__TASK BRIEF__
The line containing "Transcribe this image's" marks the start; extract exactly from it through the last line of the entries, and omit any pictures.

__RECORD EXTRACTS__
»»

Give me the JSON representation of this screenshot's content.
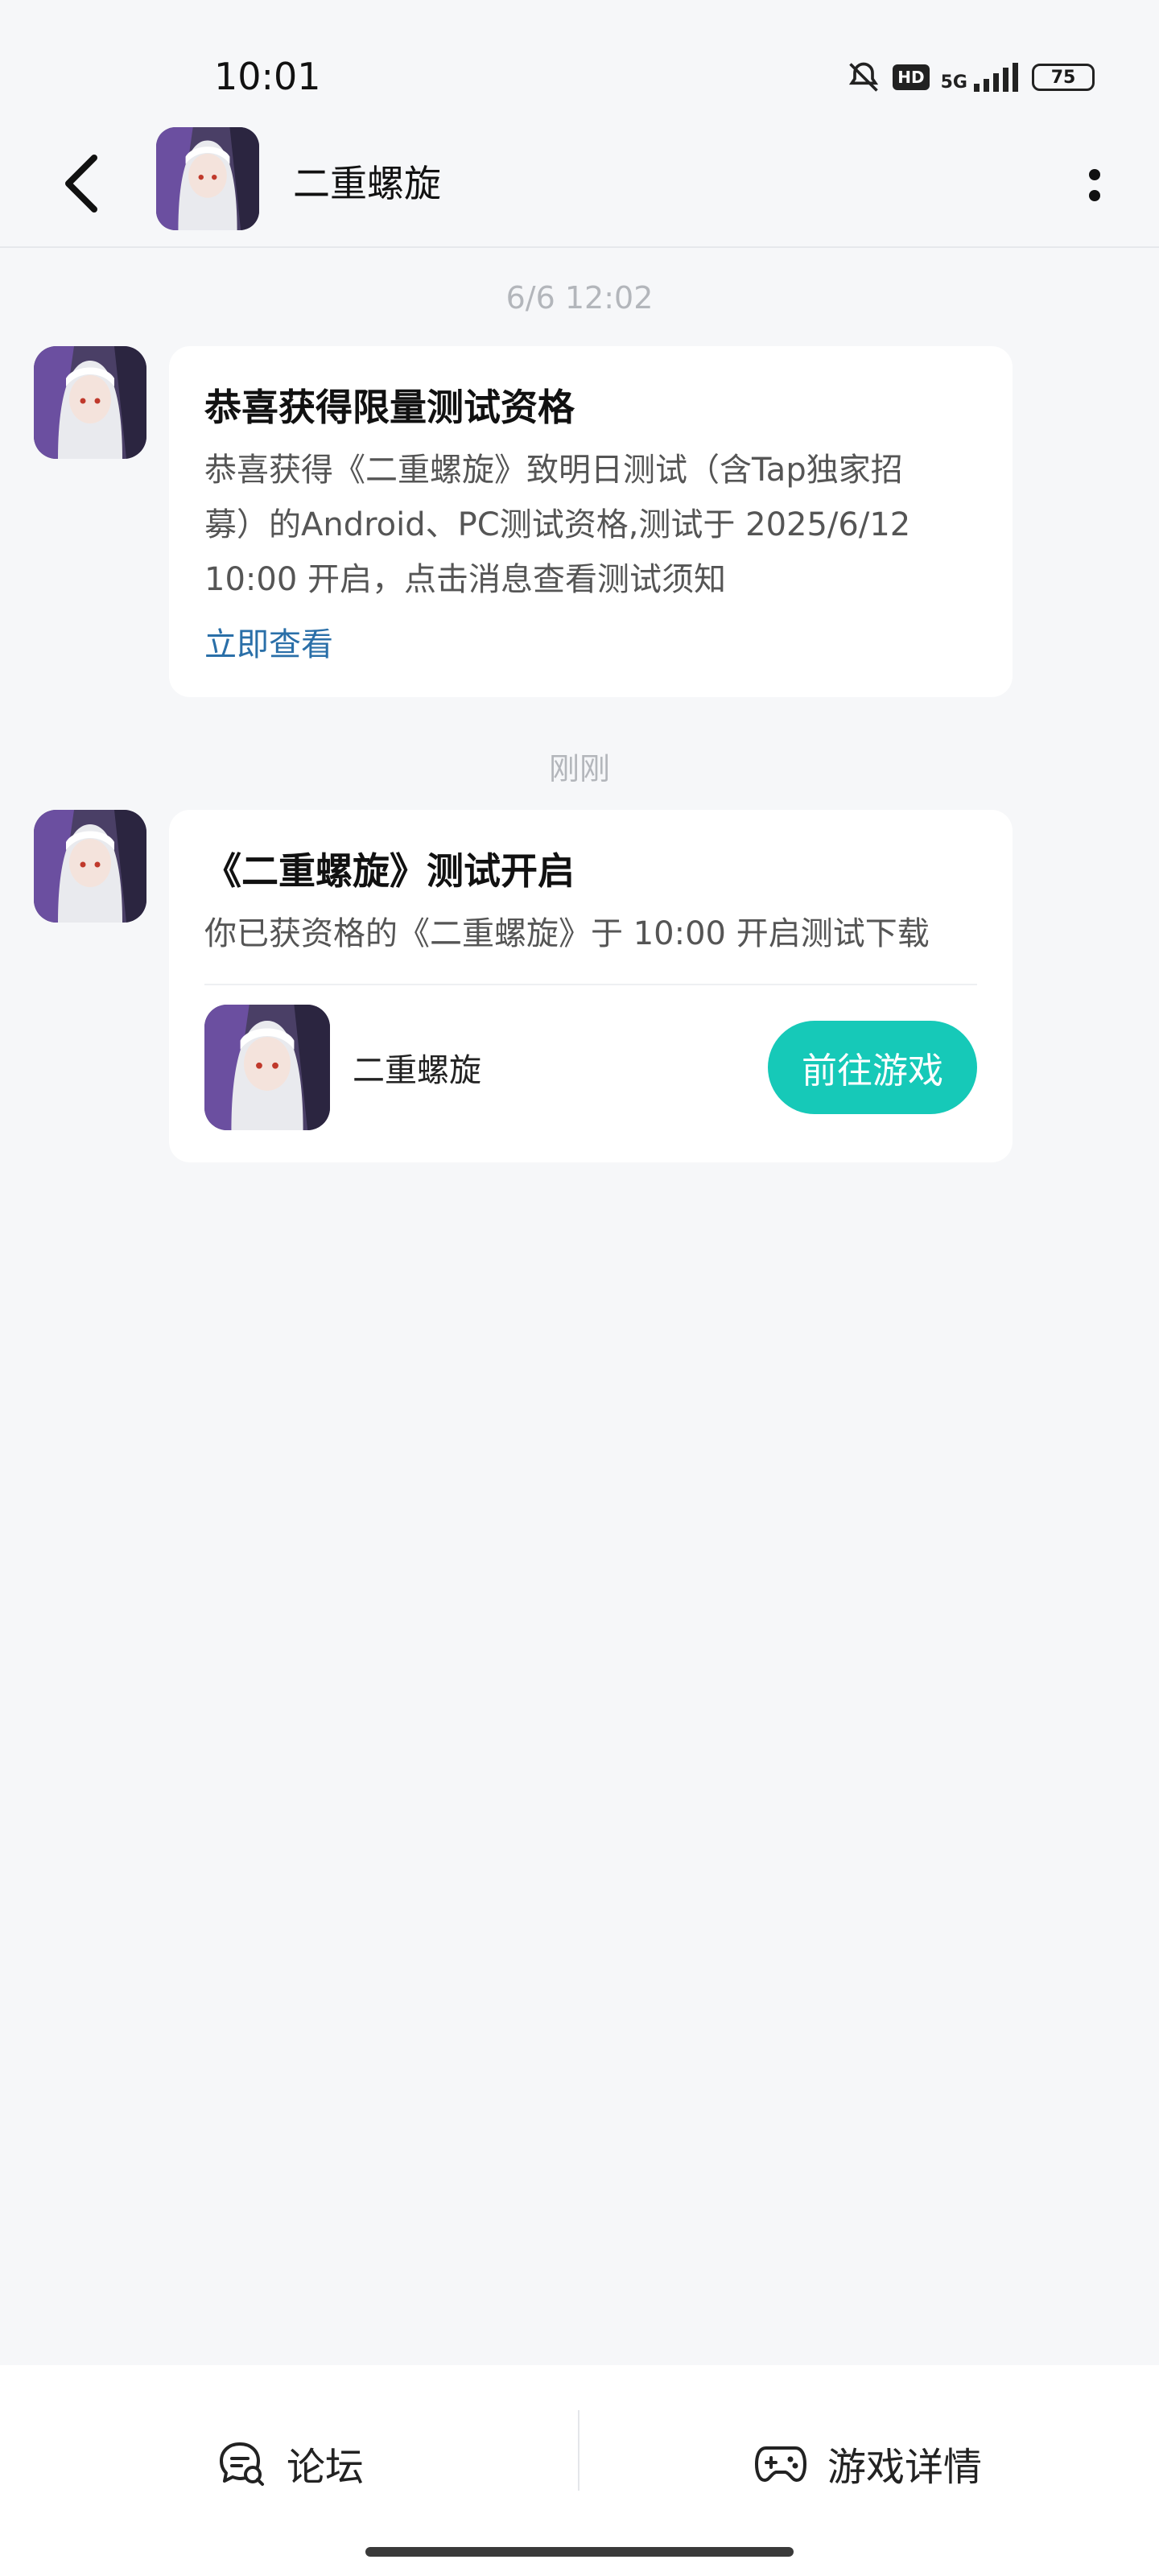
{
  "status_bar": {
    "time": "10:01",
    "hd_label": "HD",
    "network_label": "5G",
    "battery": "75",
    "icons": [
      "mute-icon",
      "hd-icon",
      "signal-icon",
      "battery-icon"
    ]
  },
  "header": {
    "title": "二重螺旋",
    "back_icon": "chevron-left-icon",
    "more_icon": "more-vertical-icon",
    "avatar": "game-avatar"
  },
  "messages": [
    {
      "timestamp": "6/6  12:02",
      "title": "恭喜获得限量测试资格",
      "body_lines": [
        "恭喜获得《二重螺旋》致明日测试（含Tap独家招",
        "募）的Android、PC测试资格,测试于 2025/6/12",
        "10:00 开启，点击消息查看测试须知"
      ],
      "link": "立即查看"
    },
    {
      "timestamp": "刚刚",
      "title": "《二重螺旋》测试开启",
      "body": "你已获资格的《二重螺旋》于 10:00 开启测试下载",
      "game_name": "二重螺旋",
      "button": "前往游戏"
    }
  ],
  "bottom_tabs": [
    {
      "label": "论坛",
      "icon": "forum-chat-icon"
    },
    {
      "label": "游戏详情",
      "icon": "gamepad-icon"
    }
  ],
  "colors": {
    "background": "#f6f7f9",
    "accent": "#16c9b8",
    "link": "#2a6fa8"
  }
}
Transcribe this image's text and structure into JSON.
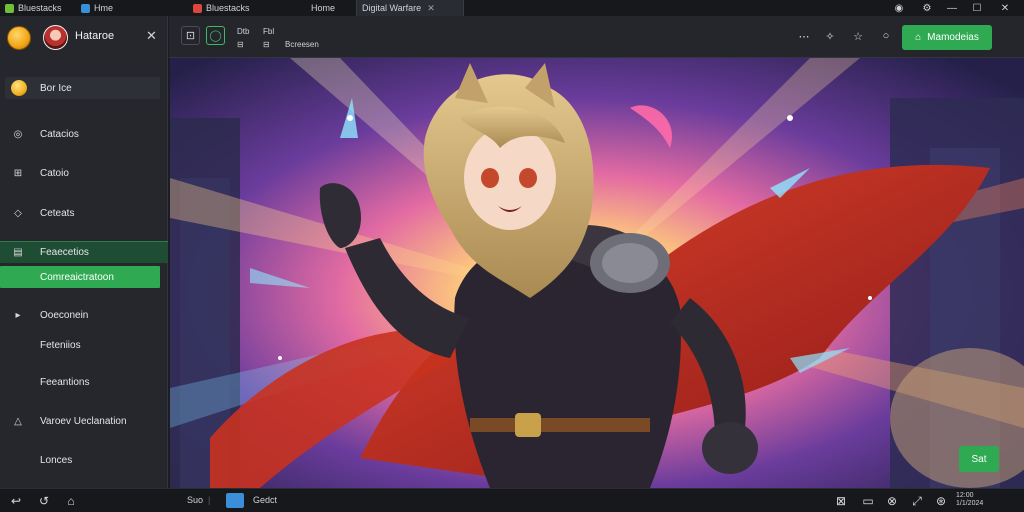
{
  "tabs": [
    {
      "label": "Bluestacks",
      "icon": "bluestacks-icon"
    },
    {
      "label": "Hme",
      "icon": "home-icon"
    },
    {
      "label": "Bluestacks",
      "icon": "app-icon"
    },
    {
      "label": "Home",
      "icon": "home-icon"
    },
    {
      "label": "Digital Warfare",
      "icon": "game-icon",
      "active": true
    }
  ],
  "sidebar": {
    "user_name": "Hataroe",
    "wallet_label": "Bor Ice",
    "items": [
      {
        "label": "Catacios",
        "icon": "gamepad-icon"
      },
      {
        "label": "Catoio",
        "icon": "apps-icon"
      },
      {
        "label": "Ceteats",
        "icon": "tag-icon"
      },
      {
        "label": "Feaecetios",
        "icon": "window-icon",
        "selected": true
      },
      {
        "label": "Comreaictratoon",
        "sub": true
      },
      {
        "label": "Ooeconein",
        "icon": "triangle-right-icon"
      },
      {
        "label": "Feteniios"
      },
      {
        "label": "Feeantions"
      },
      {
        "label": "Varoev Ueclanation",
        "icon": "warning-icon"
      },
      {
        "label": "Lonces"
      }
    ]
  },
  "toolbar": {
    "label_1": "Dtb",
    "label_2": "Fbl",
    "label_3": "Bcreesen",
    "primary_button": "Mamodeias"
  },
  "main": {
    "start_button": "Sat"
  },
  "bottombar": {
    "label_1": "Suo",
    "app_label": "Gedct",
    "time": "12:00",
    "date": "1/1/2024"
  }
}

««

__OUTPUT OF THE EXERCISE__
Transcribe this image's text and structure into JSON.
{
  "tabs": [
    {
      "label": "Bluestacks",
      "icon": "bluestacks-icon"
    },
    {
      "label": "Hme",
      "icon": "home-icon"
    },
    {
      "label": "Bluestacks",
      "icon": "app-icon"
    },
    {
      "label": "Home",
      "icon": "home-icon"
    },
    {
      "label": "Digital Warfare",
      "icon": "game-icon",
      "active": true
    }
  ],
  "sidebar": {
    "user_name": "Hataroe",
    "wallet_label": "Bor Ice",
    "items": [
      {
        "label": "Catacios",
        "icon": "gamepad-icon"
      },
      {
        "label": "Catoio",
        "icon": "apps-icon"
      },
      {
        "label": "Ceteats",
        "icon": "tag-icon"
      },
      {
        "label": "Feaecetios",
        "icon": "window-icon",
        "selected": true
      },
      {
        "label": "Comreaictratoon",
        "sub": true
      },
      {
        "label": "Ooeconein",
        "icon": "triangle-right-icon"
      },
      {
        "label": "Feteniios"
      },
      {
        "label": "Feeantions"
      },
      {
        "label": "Varoev Ueclanation",
        "icon": "warning-icon"
      },
      {
        "label": "Lonces"
      }
    ]
  },
  "toolbar": {
    "label_1": "Dtb",
    "label_2": "Fbl",
    "label_3": "Bcreesen",
    "primary_button": "Mamodeias"
  },
  "main": {
    "start_button": "Sat"
  },
  "bottombar": {
    "label_1": "Suo",
    "app_label": "Gedct",
    "time": "12:00",
    "date": "1/1/2024"
  }
}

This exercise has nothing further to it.